## [Requirement]
Reproduce the data below verbatim, line by line, omitting the pictures.

>>

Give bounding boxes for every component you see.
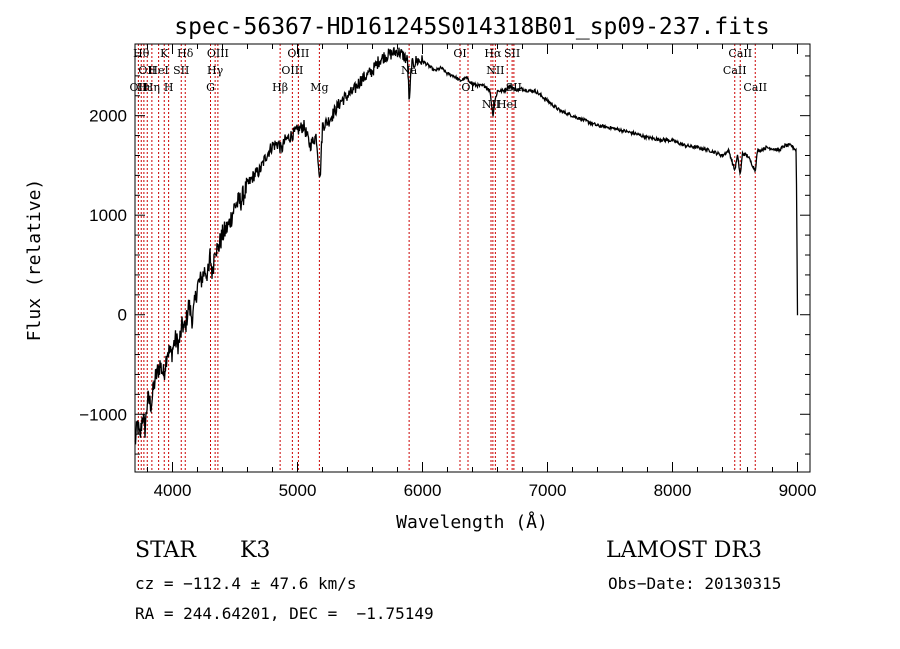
x-tick-label: 6000 [404,481,442,500]
x-axis-label: Wavelength (Å) [396,511,548,533]
x-tick-label: 9000 [779,481,817,500]
x-tick-label: 7000 [529,481,567,500]
x-axis: 4000 5000 6000 7000 8000 9000 [147,44,817,500]
redshift-cz: cz = −112.4 ± 47.6 km/s [135,574,357,593]
line-label: Mg [310,81,328,94]
line-label: Hα [484,47,502,60]
y-tick-label: 1000 [89,206,127,225]
x-tick-label: 5000 [279,481,317,500]
line-label: OIII [287,47,309,60]
line-label: HeI [497,98,517,111]
obs-date: Obs−Date: 20130315 [608,574,782,593]
spectrum-chart: spec-56367-HD161245S014318B01_sp09-237.f… [24,14,817,533]
line-label: NII [486,64,504,77]
line-label: Hδ [177,47,194,60]
object-class: STAR [135,538,196,563]
x-tick-label: 8000 [654,481,692,500]
ra-dec-coords: RA = 244.64201, DEC = −1.75149 [135,604,434,623]
line-label: Hη [144,81,160,94]
y-tick-label: 2000 [89,107,127,126]
line-label: OII [138,64,156,77]
line-label: CaII [743,81,767,94]
y-axis: −1000 0 1000 2000 [79,55,810,455]
line-label: H [164,81,174,94]
spectrum-series [134,47,799,445]
line-label: Hι [137,81,151,94]
y-axis-label: Flux (relative) [24,179,45,342]
line-label: SII [504,47,520,60]
line-label: G [206,81,215,94]
line-label: OII [130,81,148,94]
x-tick-label: 4000 [154,481,192,500]
chart-title: spec-56367-HD161245S014318B01_sp09-237.f… [174,14,769,40]
object-subclass: K3 [240,538,271,563]
line-markers [137,44,756,472]
y-tick-label: 0 [118,306,127,325]
survey-name: LAMOST DR3 [606,538,762,563]
line-label: CaII [723,64,747,77]
plot-frame [134,43,811,473]
line-label: OIII [281,64,303,77]
line-labels: OIIHθHιOIIHηHeIKHSIIHδGHγOIIIHβOIIIOIIIM… [130,47,768,111]
line-label: HeI [148,64,168,77]
line-label: Hθ [133,47,150,60]
line-label: Hγ [207,64,224,77]
line-label: K [160,47,169,60]
line-label: OI [453,47,466,60]
y-tick-label: −1000 [79,405,127,424]
line-label: Hβ [272,81,288,94]
line-label: OIII [207,47,229,60]
line-label: CaII [728,47,752,60]
line-label: SII [173,64,189,77]
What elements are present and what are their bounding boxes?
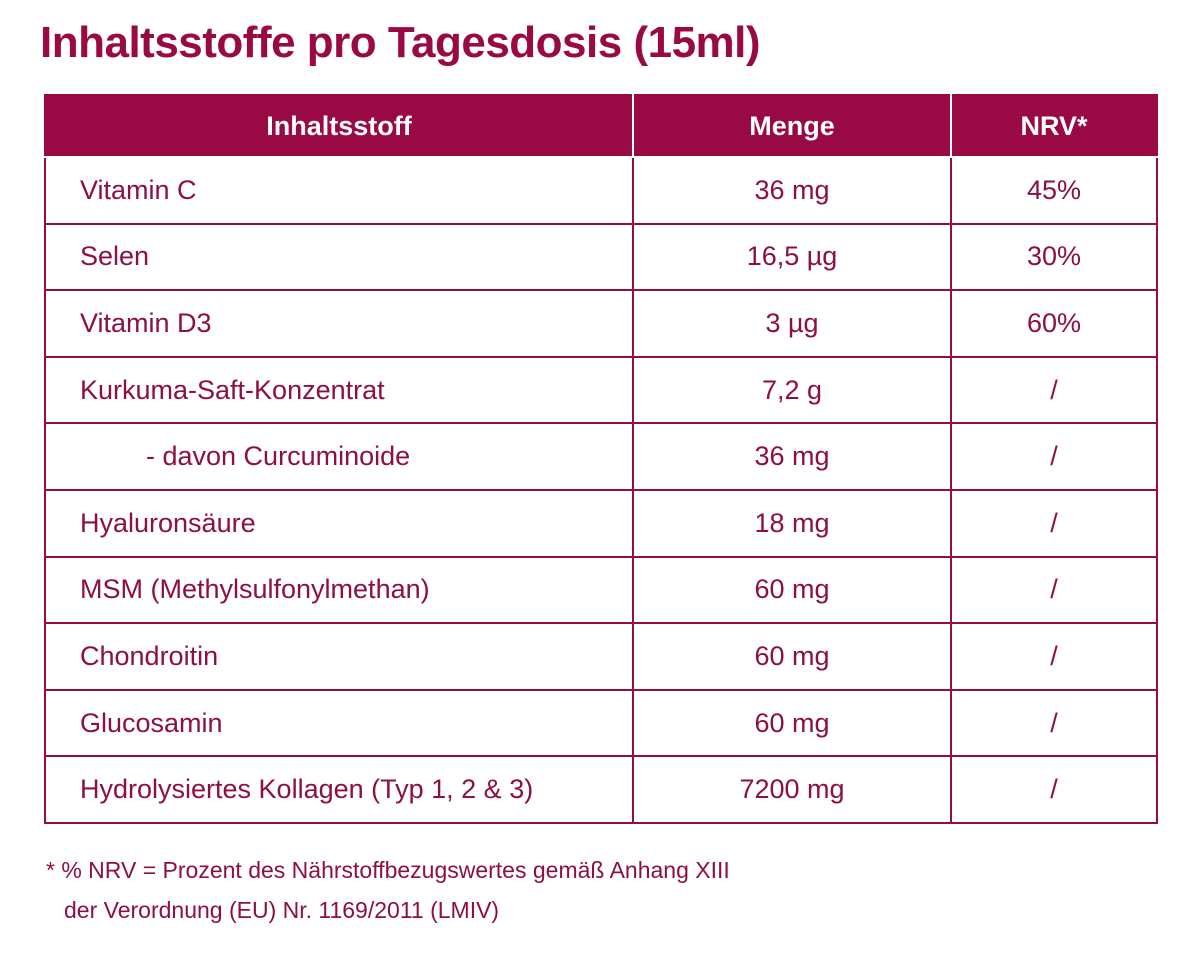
table-cell: / — [950, 555, 1158, 625]
table-cell: 60 mg — [632, 622, 952, 691]
table-cell: / — [950, 755, 1158, 824]
table-row: Chondroitin 60 mg / — [44, 622, 1158, 691]
header-row: Inhaltsstoff Menge NRV* — [44, 94, 1158, 158]
table-cell: - davon Curcuminoide — [44, 422, 634, 491]
table-cell: 18 mg — [632, 488, 952, 558]
table-cell: Vitamin C — [44, 156, 634, 225]
table-row: Hyaluronsäure 18 mg / — [44, 488, 1158, 558]
table-cell: / — [950, 355, 1158, 425]
table-cell: Chondroitin — [44, 622, 634, 691]
table-cell: 36 mg — [632, 422, 952, 491]
table-cell: Glucosamin — [44, 688, 634, 758]
table-cell: 36 mg — [632, 156, 952, 225]
title: Inhaltsstoffe pro Tagesdosis (15ml) — [40, 18, 761, 67]
table-cell: / — [950, 422, 1158, 491]
footnote: * % NRV = Prozent des Nährstoffbezugswer… — [46, 850, 730, 930]
footnote-line: * % NRV = Prozent des Nährstoffbezugswer… — [46, 857, 730, 883]
table-cell: / — [950, 622, 1158, 691]
nutrient-table: Inhaltsstoff Menge NRV* Vitamin C 36 mg 45% S… — [44, 94, 1158, 824]
table-row: Vitamin D3 3 µg 60% — [44, 289, 1158, 358]
header-cell: Inhaltsstoff — [44, 94, 634, 158]
footnote-line: der Verordnung (EU) Nr. 1169/2011 (LMIV) — [64, 897, 500, 923]
table-row: - davon Curcuminoide 36 mg / — [44, 422, 1158, 491]
table-cell: 7,2 g — [632, 355, 952, 425]
table-cell: 16,5 µg — [632, 222, 952, 292]
table-cell: Kurkuma-Saft-Konzentrat — [44, 355, 634, 425]
table-cell: Hyaluronsäure — [44, 488, 634, 558]
table-cell: 60 mg — [632, 555, 952, 625]
table-cell: 60 mg — [632, 688, 952, 758]
table-row: Vitamin C 36 mg 45% — [44, 156, 1158, 225]
table-cell: / — [950, 688, 1158, 758]
table-cell: 30% — [950, 222, 1158, 292]
table-cell: Vitamin D3 — [44, 289, 634, 358]
table-row: Kurkuma-Saft-Konzentrat 7,2 g / — [44, 355, 1158, 425]
table-cell: 60% — [950, 289, 1158, 358]
table-row: MSM (Methylsulfonylmethan) 60 mg / — [44, 555, 1158, 625]
table-row: Glucosamin 60 mg / — [44, 688, 1158, 758]
header-cell: NRV* — [950, 94, 1158, 158]
header-cell: Menge — [632, 94, 952, 158]
table-row: Selen 16,5 µg 30% — [44, 222, 1158, 292]
table-cell: 7200 mg — [632, 755, 952, 824]
table-cell: 45% — [950, 156, 1158, 225]
table-body: Vitamin C 36 mg 45% Selen 16,5 µg 30% Vitamin … — [44, 156, 1158, 824]
table-cell: MSM (Methylsulfonylmethan) — [44, 555, 634, 625]
table-cell: 3 µg — [632, 289, 952, 358]
table-row: Hydrolysiertes Kollagen (Typ 1, 2 & 3) 72… — [44, 755, 1158, 824]
table-cell: / — [950, 488, 1158, 558]
table-cell: Selen — [44, 222, 634, 292]
table-cell: Hydrolysiertes Kollagen (Typ 1, 2 & 3) — [44, 755, 634, 824]
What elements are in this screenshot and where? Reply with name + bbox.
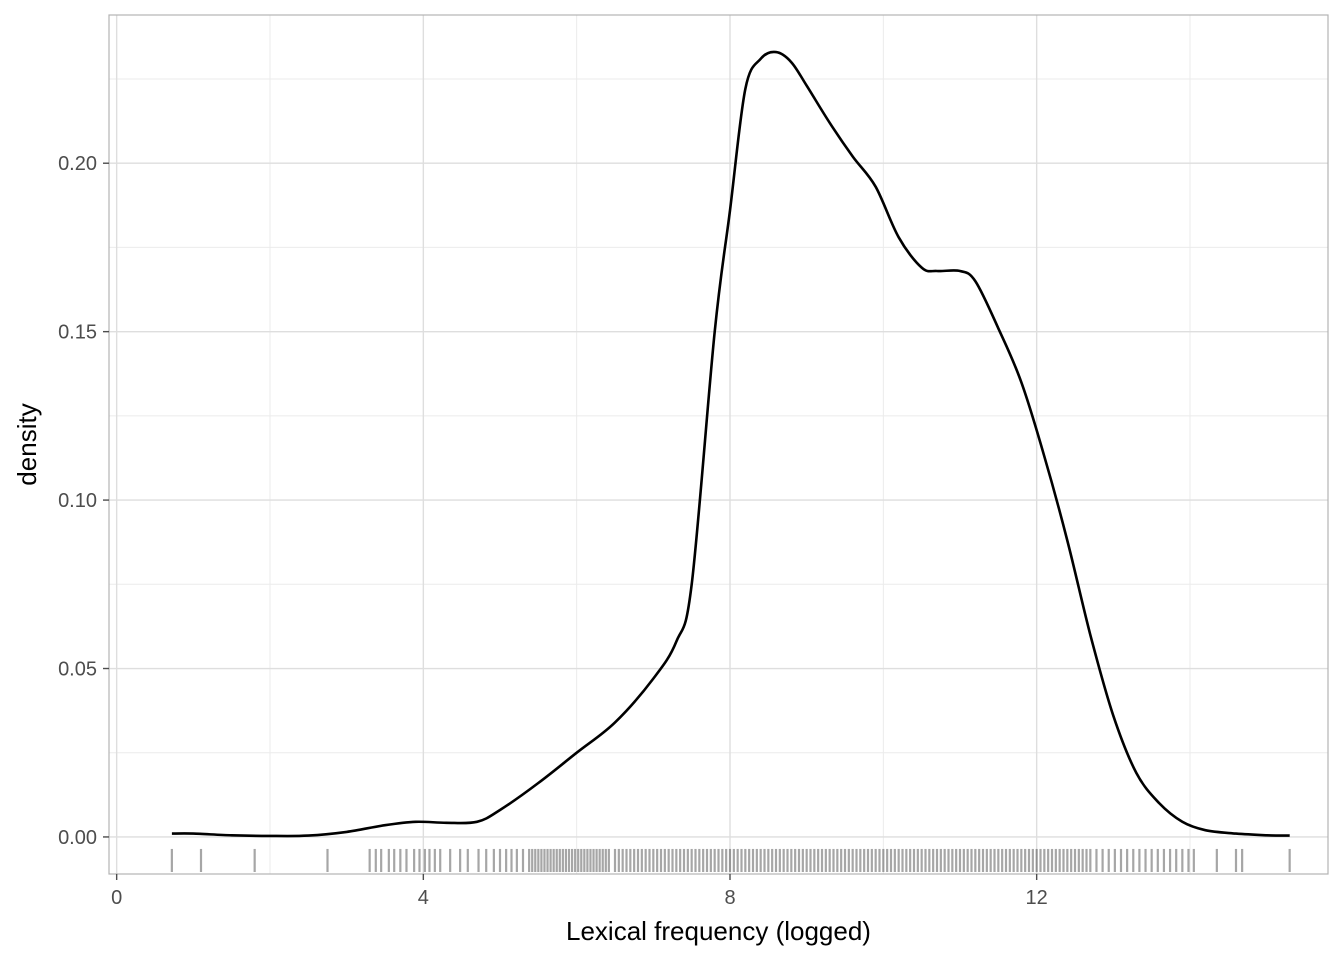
x-axis-title: Lexical frequency (logged) bbox=[566, 916, 871, 946]
x-tick-label: 8 bbox=[724, 887, 735, 909]
y-axis-title: density bbox=[12, 403, 42, 485]
density-lines bbox=[171, 50, 1290, 838]
rug-marks bbox=[170, 848, 1291, 872]
y-tick-label: 0.05 bbox=[58, 659, 97, 681]
y-tick-label: 0.20 bbox=[58, 153, 97, 175]
grid-minor bbox=[109, 15, 1328, 874]
y-axis: 0.00 0.05 0.10 0.15 0.20 bbox=[58, 153, 109, 849]
y-tick-label: 0.15 bbox=[58, 322, 97, 344]
x-tick-label: 4 bbox=[418, 887, 429, 909]
y-tick-label: 0.00 bbox=[58, 827, 97, 849]
panel-border bbox=[108, 14, 1329, 875]
y-tick-label: 0.10 bbox=[58, 490, 97, 512]
grid-major bbox=[109, 15, 1328, 874]
x-tick-label: 12 bbox=[1026, 887, 1048, 909]
density-line bbox=[171, 50, 1290, 838]
x-tick-label: 0 bbox=[111, 887, 122, 909]
x-axis: 0 4 8 12 bbox=[111, 874, 1048, 909]
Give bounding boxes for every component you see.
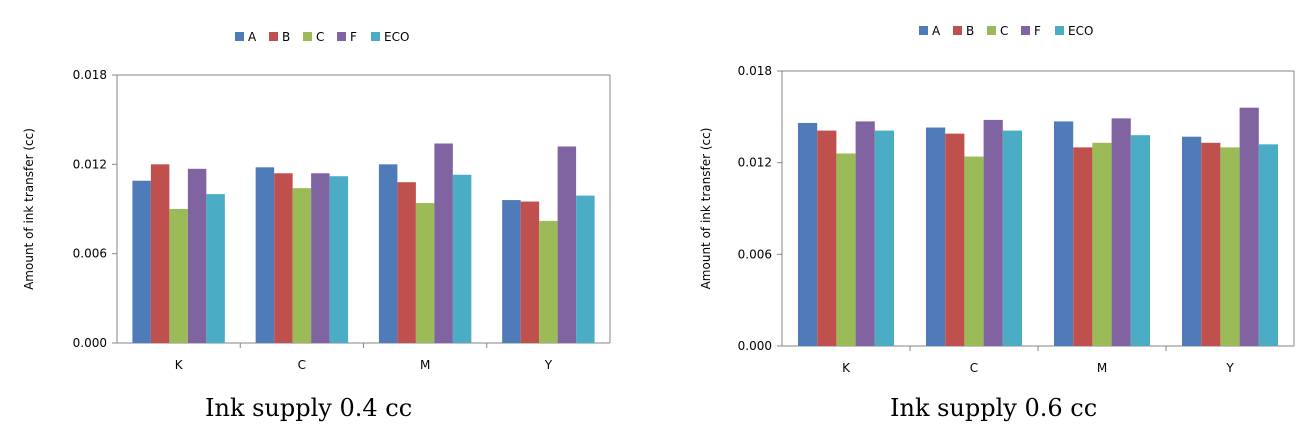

<<

## [Worked answer]
Give bounding boxes for every component you see.
x-tick-label: 6000 [404,481,442,500]
x-axis-label: Wavelength (Å) [396,511,548,533]
x-tick-label: 9000 [779,481,817,500]
x-tick-label: 7000 [529,481,567,500]
x-axis: 4000 5000 6000 7000 8000 9000 [147,44,817,500]
redshift-cz: cz = −112.4 ± 47.6 km/s [135,574,357,593]
line-label: Mg [310,81,328,94]
line-label: Hα [484,47,502,60]
y-tick-label: 1000 [89,206,127,225]
x-tick-label: 5000 [279,481,317,500]
line-label: OIII [287,47,309,60]
line-label: HeI [497,98,517,111]
obs-date: Obs−Date: 20130315 [608,574,782,593]
spectrum-chart: spec-56367-HD161245S014318B01_sp09-237.f… [24,14,817,533]
line-label: NII [486,64,504,77]
line-label: Hδ [177,47,194,60]
object-class: STAR [135,538,196,563]
x-tick-label: 8000 [654,481,692,500]
ra-dec-coords: RA = 244.64201, DEC = −1.75149 [135,604,434,623]
line-label: Hη [144,81,160,94]
y-tick-label: 2000 [89,107,127,126]
line-label: OII [138,64,156,77]
line-label: CaII [743,81,767,94]
y-axis: −1000 0 1000 2000 [79,55,810,455]
line-label: H [164,81,174,94]
spectrum-series [134,47,799,445]
line-label: Hι [137,81,151,94]
y-axis-label: Flux (relative) [24,179,45,342]
line-label: SII [504,47,520,60]
line-label: G [206,81,215,94]
line-label: OII [130,81,148,94]
x-tick-label: 4000 [154,481,192,500]
chart-title: spec-56367-HD161245S014318B01_sp09-237.f… [174,14,769,40]
object-subclass: K3 [240,538,271,563]
line-markers [137,44,756,472]
y-tick-label: 0 [118,306,127,325]
survey-name: LAMOST DR3 [606,538,762,563]
line-label: CaII [723,64,747,77]
plot-frame [134,43,811,473]
line-label: OIII [281,64,303,77]
line-labels: OIIHθHιOIIHηHeIKHSIIHδGHγOIIIHβOIIIOIIIM… [130,47,768,111]
line-label: HeI [148,64,168,77]
line-label: Hθ [133,47,150,60]
line-label: Hγ [207,64,224,77]
line-label: K [160,47,169,60]
line-label: OI [453,47,466,60]
y-tick-label: −1000 [79,405,127,424]
line-label: Hβ [272,81,288,94]
line-label: OIII [207,47,229,60]
line-label: CaII [728,47,752,60]
line-label: SII [173,64,189,77]
What elements are present and what are their bounding boxes?
table-cell: / — [950, 555, 1158, 625]
table-cell: 60 mg — [632, 622, 952, 691]
table-cell: / — [950, 755, 1158, 824]
table-row: Chondroitin 60 mg / — [44, 622, 1158, 691]
header-row: Inhaltsstoff Menge NRV* — [44, 94, 1158, 158]
table-cell: - davon Curcuminoide — [44, 422, 634, 491]
table-cell: 18 mg — [632, 488, 952, 558]
table-cell: Vitamin C — [44, 156, 634, 225]
table-row: Hyaluronsäure 18 mg / — [44, 488, 1158, 558]
table-cell: / — [950, 355, 1158, 425]
table-cell: Chondroitin — [44, 622, 634, 691]
table-cell: 36 mg — [632, 422, 952, 491]
table-cell: Glucosamin — [44, 688, 634, 758]
table-cell: 36 mg — [632, 156, 952, 225]
title: Inhaltsstoffe pro Tagesdosis (15ml) — [40, 18, 761, 67]
table-cell: / — [950, 422, 1158, 491]
footnote: * % NRV = Prozent des Nährstoffbezugswer… — [46, 850, 730, 930]
footnote-line: * % NRV = Prozent des Nährstoffbezugswer… — [46, 857, 730, 883]
table-cell: / — [950, 622, 1158, 691]
nutrient-table: Inhaltsstoff Menge NRV* Vitamin C 36 mg 45% S… — [44, 94, 1158, 824]
table-row: Vitamin D3 3 µg 60% — [44, 289, 1158, 358]
header-cell: Inhaltsstoff — [44, 94, 634, 158]
footnote-line: der Verordnung (EU) Nr. 1169/2011 (LMIV) — [64, 897, 500, 923]
table-row: - davon Curcuminoide 36 mg / — [44, 422, 1158, 491]
table-cell: 7,2 g — [632, 355, 952, 425]
table-cell: 16,5 µg — [632, 222, 952, 292]
table-cell: Kurkuma-Saft-Konzentrat — [44, 355, 634, 425]
table-cell: Hyaluronsäure — [44, 488, 634, 558]
table-cell: 60 mg — [632, 555, 952, 625]
table-cell: 60 mg — [632, 688, 952, 758]
table-row: Vitamin C 36 mg 45% — [44, 156, 1158, 225]
table-cell: / — [950, 688, 1158, 758]
table-cell: 30% — [950, 222, 1158, 292]
table-cell: Vitamin D3 — [44, 289, 634, 358]
table-row: Kurkuma-Saft-Konzentrat 7,2 g / — [44, 355, 1158, 425]
table-cell: 60% — [950, 289, 1158, 358]
table-row: MSM (Methylsulfonylmethan) 60 mg / — [44, 555, 1158, 625]
table-row: Glucosamin 60 mg / — [44, 688, 1158, 758]
header-cell: NRV* — [950, 94, 1158, 158]
header-cell: Menge — [632, 94, 952, 158]
table-row: Selen 16,5 µg 30% — [44, 222, 1158, 292]
table-cell: 7200 mg — [632, 755, 952, 824]
table-cell: 45% — [950, 156, 1158, 225]
table-body: Vitamin C 36 mg 45% Selen 16,5 µg 30% Vitamin … — [44, 156, 1158, 824]
table-cell: MSM (Methylsulfonylmethan) — [44, 555, 634, 625]
table-cell: 3 µg — [632, 289, 952, 358]
table-row: Hydrolysiertes Kollagen (Typ 1, 2 & 3) 72… — [44, 755, 1158, 824]
table-cell: / — [950, 488, 1158, 558]
table-cell: Selen — [44, 222, 634, 292]
table-cell: Hydrolysiertes Kollagen (Typ 1, 2 & 3) — [44, 755, 634, 824]
What elements are in this screenshot and where? Reply with name + bbox.
x-axis-title: Lexical frequency (logged) bbox=[566, 916, 871, 946]
x-tick-label: 8 bbox=[724, 887, 735, 909]
y-axis-title: density bbox=[12, 403, 42, 485]
density-lines bbox=[171, 50, 1290, 838]
rug-marks bbox=[170, 848, 1291, 872]
y-tick-label: 0.05 bbox=[58, 659, 97, 681]
y-tick-label: 0.20 bbox=[58, 153, 97, 175]
grid-minor bbox=[109, 15, 1328, 874]
y-axis: 0.00 0.05 0.10 0.15 0.20 bbox=[58, 153, 109, 849]
y-tick-label: 0.15 bbox=[58, 322, 97, 344]
x-tick-label: 4 bbox=[418, 887, 429, 909]
y-tick-label: 0.00 bbox=[58, 827, 97, 849]
panel-border bbox=[108, 14, 1329, 875]
y-tick-label: 0.10 bbox=[58, 490, 97, 512]
grid-major bbox=[109, 15, 1328, 874]
x-tick-label: 12 bbox=[1026, 887, 1048, 909]
density-line bbox=[171, 50, 1290, 838]
x-tick-label: 0 bbox=[111, 887, 122, 909]
x-axis: 0 4 8 12 bbox=[111, 874, 1048, 909]
Give bounding boxes for every component you see.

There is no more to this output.